EXERCISE DETAILS
Repeat every entry below word for word, but leave the pictures out.

RECORDS FOR THIS TASK

.....

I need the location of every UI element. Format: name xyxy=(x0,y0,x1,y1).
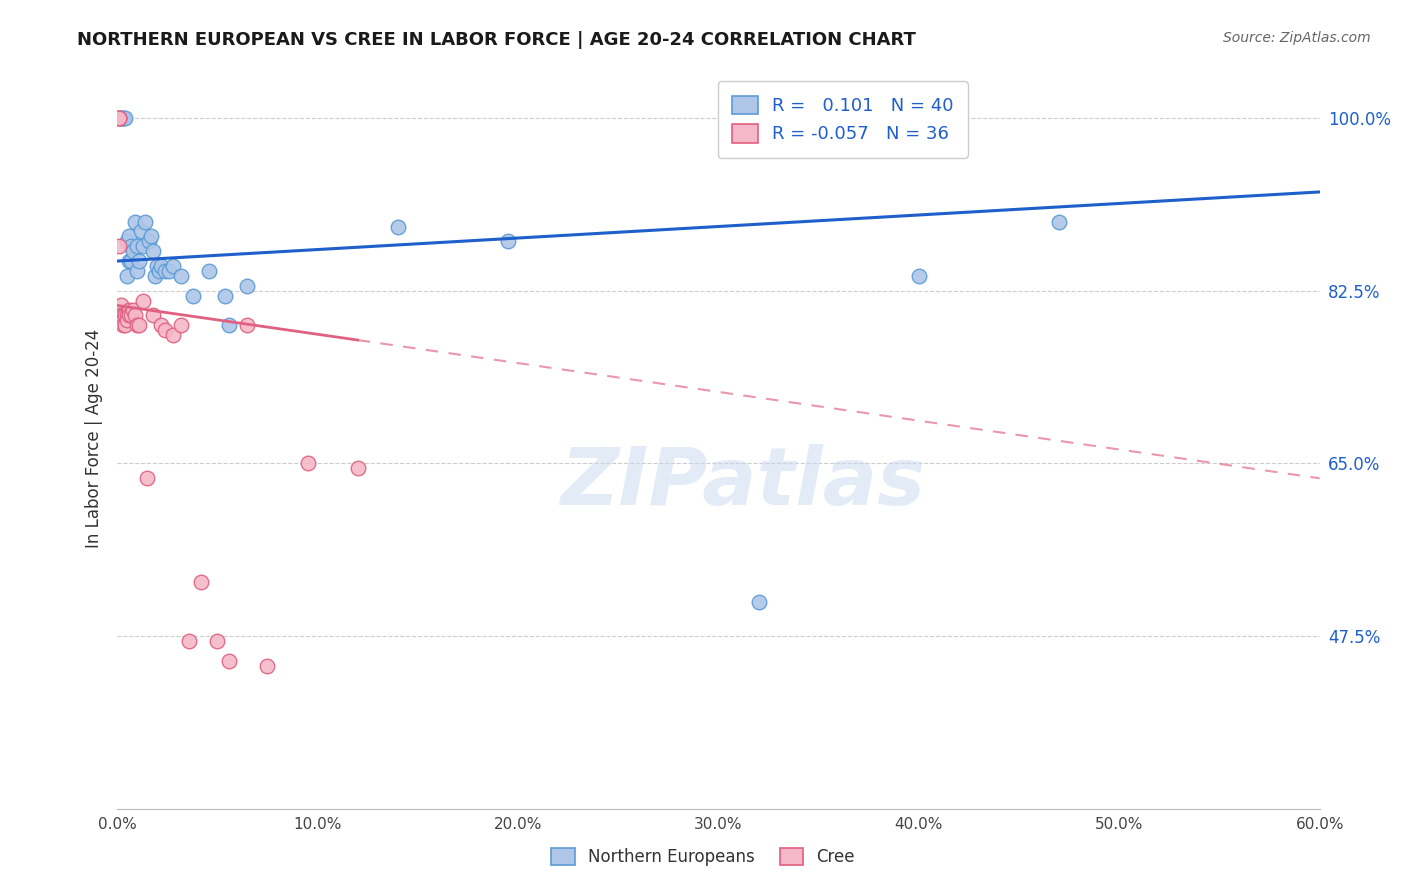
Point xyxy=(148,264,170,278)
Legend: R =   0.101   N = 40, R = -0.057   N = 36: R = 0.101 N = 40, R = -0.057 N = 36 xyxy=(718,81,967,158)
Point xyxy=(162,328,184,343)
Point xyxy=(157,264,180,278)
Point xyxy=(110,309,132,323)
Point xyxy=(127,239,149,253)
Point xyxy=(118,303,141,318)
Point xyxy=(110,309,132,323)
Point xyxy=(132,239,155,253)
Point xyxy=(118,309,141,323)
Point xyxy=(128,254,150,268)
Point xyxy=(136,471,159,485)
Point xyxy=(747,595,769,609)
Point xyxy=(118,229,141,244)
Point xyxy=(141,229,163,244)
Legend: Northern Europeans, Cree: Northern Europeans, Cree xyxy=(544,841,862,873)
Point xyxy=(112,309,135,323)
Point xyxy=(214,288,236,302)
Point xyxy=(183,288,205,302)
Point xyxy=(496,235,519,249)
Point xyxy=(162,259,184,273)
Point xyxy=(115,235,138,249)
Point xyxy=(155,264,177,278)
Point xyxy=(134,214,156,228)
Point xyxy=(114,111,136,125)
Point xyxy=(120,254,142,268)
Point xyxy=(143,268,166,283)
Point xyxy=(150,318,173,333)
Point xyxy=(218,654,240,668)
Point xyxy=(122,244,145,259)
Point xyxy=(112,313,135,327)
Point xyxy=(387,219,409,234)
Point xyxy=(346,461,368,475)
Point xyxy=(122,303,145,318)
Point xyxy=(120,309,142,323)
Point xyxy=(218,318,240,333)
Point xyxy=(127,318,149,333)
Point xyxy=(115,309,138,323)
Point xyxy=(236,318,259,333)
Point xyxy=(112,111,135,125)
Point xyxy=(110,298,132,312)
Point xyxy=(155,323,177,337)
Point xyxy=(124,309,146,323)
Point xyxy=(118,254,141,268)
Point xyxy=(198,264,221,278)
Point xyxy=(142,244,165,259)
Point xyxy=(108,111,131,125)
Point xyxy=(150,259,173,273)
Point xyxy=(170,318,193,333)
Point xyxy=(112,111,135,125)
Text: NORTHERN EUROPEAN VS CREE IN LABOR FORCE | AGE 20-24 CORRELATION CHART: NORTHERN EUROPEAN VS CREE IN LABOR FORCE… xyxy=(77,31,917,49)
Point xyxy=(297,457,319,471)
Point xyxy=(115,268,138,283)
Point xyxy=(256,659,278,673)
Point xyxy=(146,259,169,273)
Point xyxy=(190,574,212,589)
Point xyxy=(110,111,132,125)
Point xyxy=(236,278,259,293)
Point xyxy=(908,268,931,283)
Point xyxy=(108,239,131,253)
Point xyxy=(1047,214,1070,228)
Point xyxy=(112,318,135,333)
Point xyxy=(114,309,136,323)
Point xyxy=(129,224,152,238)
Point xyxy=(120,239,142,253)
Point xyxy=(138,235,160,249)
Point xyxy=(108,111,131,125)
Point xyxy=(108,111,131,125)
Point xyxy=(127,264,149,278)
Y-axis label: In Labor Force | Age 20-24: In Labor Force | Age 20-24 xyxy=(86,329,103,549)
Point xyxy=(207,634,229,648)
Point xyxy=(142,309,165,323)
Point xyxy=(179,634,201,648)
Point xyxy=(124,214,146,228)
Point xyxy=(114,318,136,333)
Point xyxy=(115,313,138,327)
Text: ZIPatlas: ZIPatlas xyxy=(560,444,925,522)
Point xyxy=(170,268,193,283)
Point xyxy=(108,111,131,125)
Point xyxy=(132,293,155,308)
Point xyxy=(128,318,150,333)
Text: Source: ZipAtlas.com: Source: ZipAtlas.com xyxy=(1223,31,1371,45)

.....

RESULT OF THIS EXERCISE
I need the location of every UI element. Format: name xyxy=(x0,y0,x1,y1).
Point xyxy=(148,264,170,278)
Legend: R =   0.101   N = 40, R = -0.057   N = 36: R = 0.101 N = 40, R = -0.057 N = 36 xyxy=(718,81,967,158)
Point xyxy=(162,328,184,343)
Point xyxy=(157,264,180,278)
Point xyxy=(110,309,132,323)
Point xyxy=(127,239,149,253)
Point xyxy=(118,303,141,318)
Point xyxy=(110,309,132,323)
Point xyxy=(132,239,155,253)
Point xyxy=(118,309,141,323)
Point xyxy=(128,254,150,268)
Point xyxy=(136,471,159,485)
Point xyxy=(747,595,769,609)
Point xyxy=(118,229,141,244)
Point xyxy=(141,229,163,244)
Legend: Northern Europeans, Cree: Northern Europeans, Cree xyxy=(544,841,862,873)
Point xyxy=(112,309,135,323)
Point xyxy=(214,288,236,302)
Point xyxy=(183,288,205,302)
Point xyxy=(496,235,519,249)
Point xyxy=(162,259,184,273)
Point xyxy=(115,235,138,249)
Point xyxy=(155,264,177,278)
Point xyxy=(134,214,156,228)
Point xyxy=(114,111,136,125)
Point xyxy=(120,254,142,268)
Point xyxy=(143,268,166,283)
Point xyxy=(150,318,173,333)
Point xyxy=(218,654,240,668)
Point xyxy=(122,244,145,259)
Point xyxy=(112,313,135,327)
Point xyxy=(387,219,409,234)
Point xyxy=(346,461,368,475)
Point xyxy=(122,303,145,318)
Point xyxy=(120,309,142,323)
Point xyxy=(218,318,240,333)
Point xyxy=(127,318,149,333)
Point xyxy=(115,309,138,323)
Point xyxy=(236,318,259,333)
Point xyxy=(112,111,135,125)
Point xyxy=(110,298,132,312)
Point xyxy=(155,323,177,337)
Point xyxy=(124,309,146,323)
Point xyxy=(118,254,141,268)
Point xyxy=(198,264,221,278)
Point xyxy=(142,244,165,259)
Point xyxy=(108,111,131,125)
Point xyxy=(150,259,173,273)
Point xyxy=(170,318,193,333)
Point xyxy=(112,111,135,125)
Text: NORTHERN EUROPEAN VS CREE IN LABOR FORCE | AGE 20-24 CORRELATION CHART: NORTHERN EUROPEAN VS CREE IN LABOR FORCE… xyxy=(77,31,917,49)
Point xyxy=(297,457,319,471)
Point xyxy=(115,268,138,283)
Point xyxy=(256,659,278,673)
Point xyxy=(146,259,169,273)
Point xyxy=(190,574,212,589)
Point xyxy=(110,111,132,125)
Point xyxy=(236,278,259,293)
Point xyxy=(908,268,931,283)
Point xyxy=(108,239,131,253)
Point xyxy=(1047,214,1070,228)
Point xyxy=(112,318,135,333)
Point xyxy=(114,309,136,323)
Point xyxy=(129,224,152,238)
Point xyxy=(120,239,142,253)
Point xyxy=(138,235,160,249)
Point xyxy=(108,111,131,125)
Point xyxy=(108,111,131,125)
Point xyxy=(127,264,149,278)
Y-axis label: In Labor Force | Age 20-24: In Labor Force | Age 20-24 xyxy=(86,329,103,549)
Point xyxy=(207,634,229,648)
Point xyxy=(142,309,165,323)
Point xyxy=(179,634,201,648)
Point xyxy=(124,214,146,228)
Point xyxy=(114,318,136,333)
Point xyxy=(115,313,138,327)
Text: ZIPatlas: ZIPatlas xyxy=(560,444,925,522)
Point xyxy=(170,268,193,283)
Point xyxy=(108,111,131,125)
Point xyxy=(132,293,155,308)
Point xyxy=(128,318,150,333)
Text: Source: ZipAtlas.com: Source: ZipAtlas.com xyxy=(1223,31,1371,45)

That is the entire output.